◆ DIRECTIVE:
All records must be quoted exactly. Omit the pictures.

# # # # #

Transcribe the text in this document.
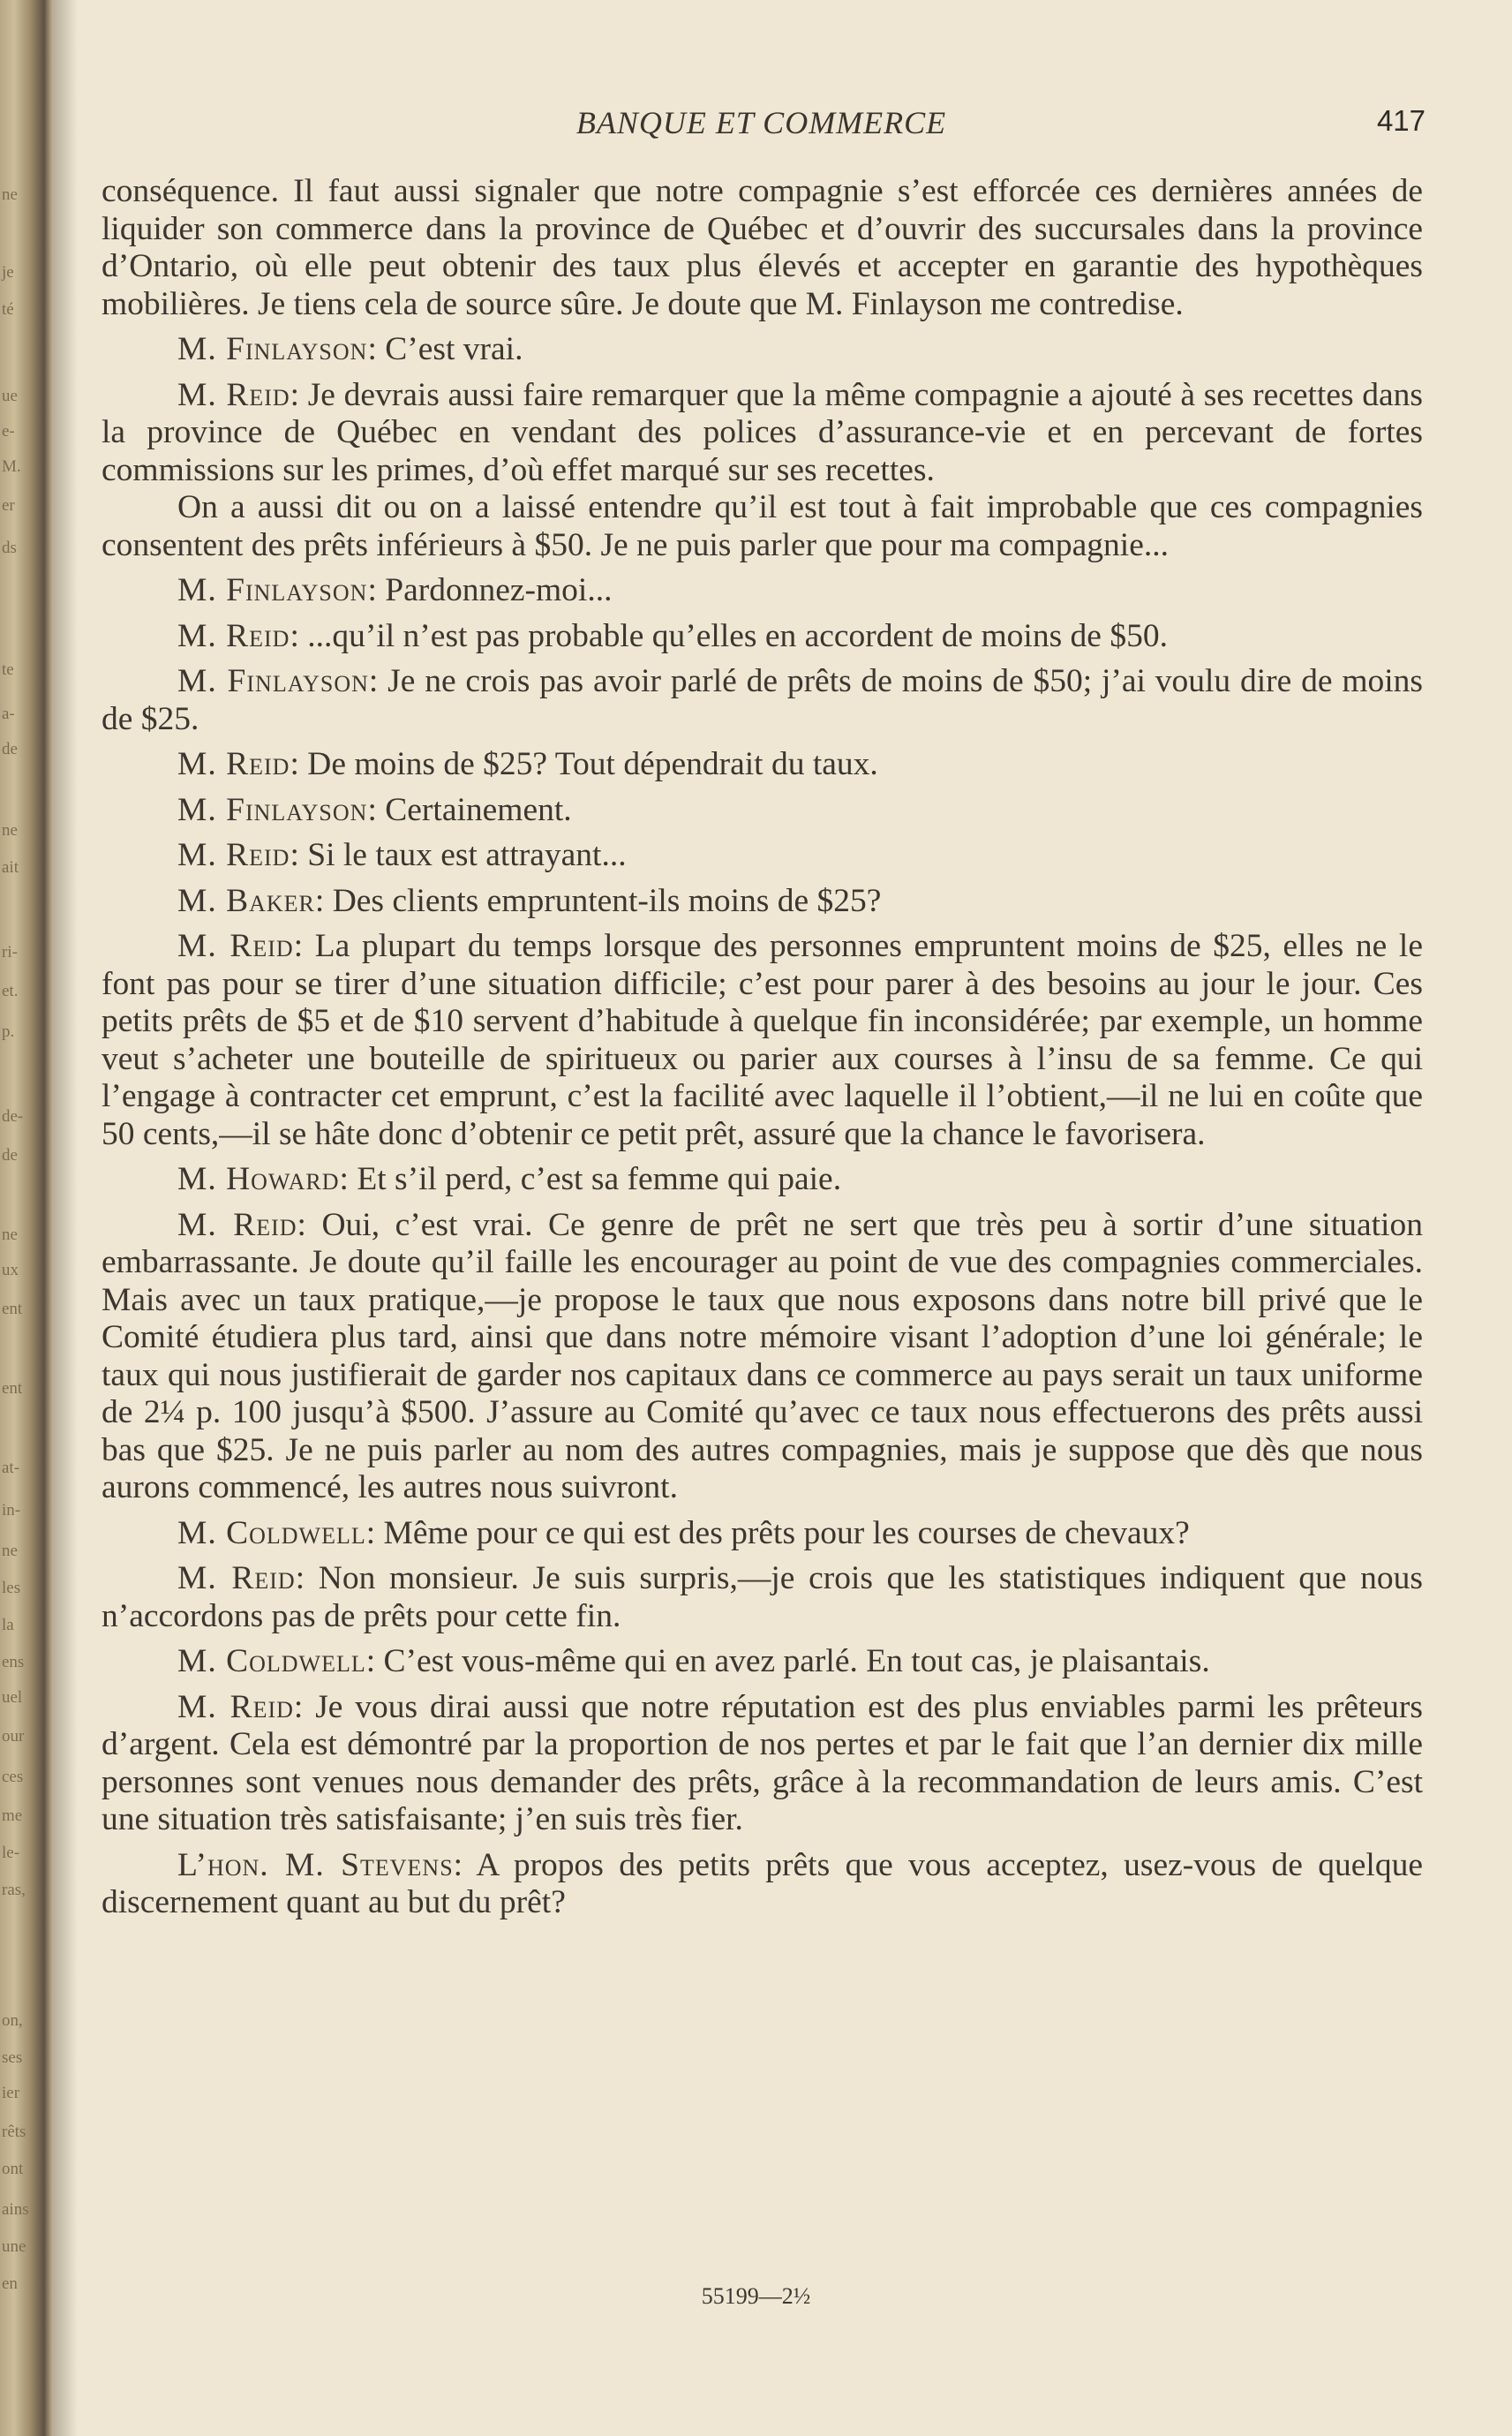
ne
je
té
ue
e-
M.
er
ds
te
a-
de
ne
ait
ri-
et.
p.
de-
de
ne
ux
ent
ent
at-
in-
ne
les
la
ens
uel
our
ces
me
le-
ras,
on,
ses
ier
rêts
ont
ains
une
en
BANQUE ET COMMERCE	417

conséquence. Il faut aussi signaler que notre compagnie s’est efforcée ces dernières années de liquider son commerce dans la province de Québec et d’ouvrir des succursales dans la province d’Ontario, où elle peut obtenir des taux plus élevés et accepter en garantie des hypothèques mobilières. Je tiens cela de source sûre. Je doute que M. Finlayson me contredise.

M. Finlayson: C’est vrai.

M. Reid: Je devrais aussi faire remarquer que la même compagnie a ajouté à ses recettes dans la province de Québec en vendant des polices d’assurance-vie et en percevant de fortes commissions sur les primes, d’où effet marqué sur ses recettes.

On a aussi dit ou on a laissé entendre qu’il est tout à fait improbable que ces compagnies consentent des prêts inférieurs à $50. Je ne puis parler que pour ma compagnie...

M. Finlayson: Pardonnez-moi...

M. Reid: ...qu’il n’est pas probable qu’elles en accordent de moins de $50.

M. Finlayson: Je ne crois pas avoir parlé de prêts de moins de $50; j’ai voulu dire de moins de $25.

M. Reid: De moins de $25? Tout dépendrait du taux.

M. Finlayson: Certainement.

M. Reid: Si le taux est attrayant...

M. Baker: Des clients empruntent-ils moins de $25?

M. Reid: La plupart du temps lorsque des personnes empruntent moins de $25, elles ne le font pas pour se tirer d’une situation difficile; c’est pour parer à des besoins au jour le jour. Ces petits prêts de $5 et de $10 servent d’habitude à quelque fin inconsidérée; par exemple, un homme veut s’acheter une bouteille de spiritueux ou parier aux courses à l’insu de sa femme. Ce qui l’engage à contracter cet emprunt, c’est la facilité avec laquelle il l’obtient,—il ne lui en coûte que 50 cents,—il se hâte donc d’obtenir ce petit prêt, assuré que la chance le favorisera.

M. Howard: Et s’il perd, c’est sa femme qui paie.

M. Reid: Oui, c’est vrai. Ce genre de prêt ne sert que très peu à sortir d’une situation embarrassante. Je doute qu’il faille les encourager au point de vue des compagnies commerciales. Mais avec un taux pratique,—je propose le taux que nous exposons dans notre bill privé que le Comité étudiera plus tard, ainsi que dans notre mémoire visant l’adoption d’une loi générale; le taux qui nous justifierait de garder nos capitaux dans ce commerce au pays serait un taux uniforme de 2¼ p. 100 jusqu’à $500. J’assure au Comité qu’avec ce taux nous effectuerons des prêts aussi bas que $25. Je ne puis parler au nom des autres compagnies, mais je suppose que dès que nous aurons commencé, les autres nous suivront.

M. Coldwell: Même pour ce qui est des prêts pour les courses de chevaux?

M. Reid: Non monsieur. Je suis surpris,—je crois que les statistiques indiquent que nous n’accordons pas de prêts pour cette fin.

M. Coldwell: C’est vous-même qui en avez parlé. En tout cas, je plaisantais.

M. Reid: Je vous dirai aussi que notre réputation est des plus enviables parmi les prêteurs d’argent. Cela est démontré par la proportion de nos pertes et par le fait que l’an dernier dix mille personnes sont venues nous demander des prêts, grâce à la recommandation de leurs amis. C’est une situation très satisfaisante; j’en suis très fier.

L’hon. M. Stevens: A propos des petits prêts que vous acceptez, usez-vous de quelque discernement quant au but du prêt?

55199—2½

# # # # #

◆ EXPECTED ANSWER:
Transcribe the text in this document.
ne
je
té
ue
e-
M.
er
ds
te
a-
de
ne
ait
ri-
et.
p.
de-
de
ne
ux
ent
ent
at-
in-
ne
les
la
ens
uel
our
ces
me
le-
ras,
on,
ses
ier
rêts
ont
ains
une
en
BANQUE ET COMMERCE	417

conséquence. Il faut aussi signaler que notre compagnie s’est efforcée ces dernières années de liquider son commerce dans la province de Québec et d’ouvrir des succursales dans la province d’Ontario, où elle peut obtenir des taux plus élevés et accepter en garantie des hypothèques mobilières. Je tiens cela de source sûre. Je doute que M. Finlayson me contredise.

M. Finlayson: C’est vrai.

M. Reid: Je devrais aussi faire remarquer que la même compagnie a ajouté à ses recettes dans la province de Québec en vendant des polices d’assurance-vie et en percevant de fortes commissions sur les primes, d’où effet marqué sur ses recettes.

On a aussi dit ou on a laissé entendre qu’il est tout à fait improbable que ces compagnies consentent des prêts inférieurs à $50. Je ne puis parler que pour ma compagnie...

M. Finlayson: Pardonnez-moi...

M. Reid: ...qu’il n’est pas probable qu’elles en accordent de moins de $50.

M. Finlayson: Je ne crois pas avoir parlé de prêts de moins de $50; j’ai voulu dire de moins de $25.

M. Reid: De moins de $25? Tout dépendrait du taux.

M. Finlayson: Certainement.

M. Reid: Si le taux est attrayant...

M. Baker: Des clients empruntent-ils moins de $25?

M. Reid: La plupart du temps lorsque des personnes empruntent moins de $25, elles ne le font pas pour se tirer d’une situation difficile; c’est pour parer à des besoins au jour le jour. Ces petits prêts de $5 et de $10 servent d’habitude à quelque fin inconsidérée; par exemple, un homme veut s’acheter une bouteille de spiritueux ou parier aux courses à l’insu de sa femme. Ce qui l’engage à contracter cet emprunt, c’est la facilité avec laquelle il l’obtient,—il ne lui en coûte que 50 cents,—il se hâte donc d’obtenir ce petit prêt, assuré que la chance le favorisera.

M. Howard: Et s’il perd, c’est sa femme qui paie.

M. Reid: Oui, c’est vrai. Ce genre de prêt ne sert que très peu à sortir d’une situation embarrassante. Je doute qu’il faille les encourager au point de vue des compagnies commerciales. Mais avec un taux pratique,—je propose le taux que nous exposons dans notre bill privé que le Comité étudiera plus tard, ainsi que dans notre mémoire visant l’adoption d’une loi générale; le taux qui nous justifierait de garder nos capitaux dans ce commerce au pays serait un taux uniforme de 2¼ p. 100 jusqu’à $500. J’assure au Comité qu’avec ce taux nous effectuerons des prêts aussi bas que $25. Je ne puis parler au nom des autres compagnies, mais je suppose que dès que nous aurons commencé, les autres nous suivront.

M. Coldwell: Même pour ce qui est des prêts pour les courses de chevaux?

M. Reid: Non monsieur. Je suis surpris,—je crois que les statistiques indiquent que nous n’accordons pas de prêts pour cette fin.

M. Coldwell: C’est vous-même qui en avez parlé. En tout cas, je plaisantais.

M. Reid: Je vous dirai aussi que notre réputation est des plus enviables parmi les prêteurs d’argent. Cela est démontré par la proportion de nos pertes et par le fait que l’an dernier dix mille personnes sont venues nous demander des prêts, grâce à la recommandation de leurs amis. C’est une situation très satisfaisante; j’en suis très fier.

L’hon. M. Stevens: A propos des petits prêts que vous acceptez, usez-vous de quelque discernement quant au but du prêt?

55199—2½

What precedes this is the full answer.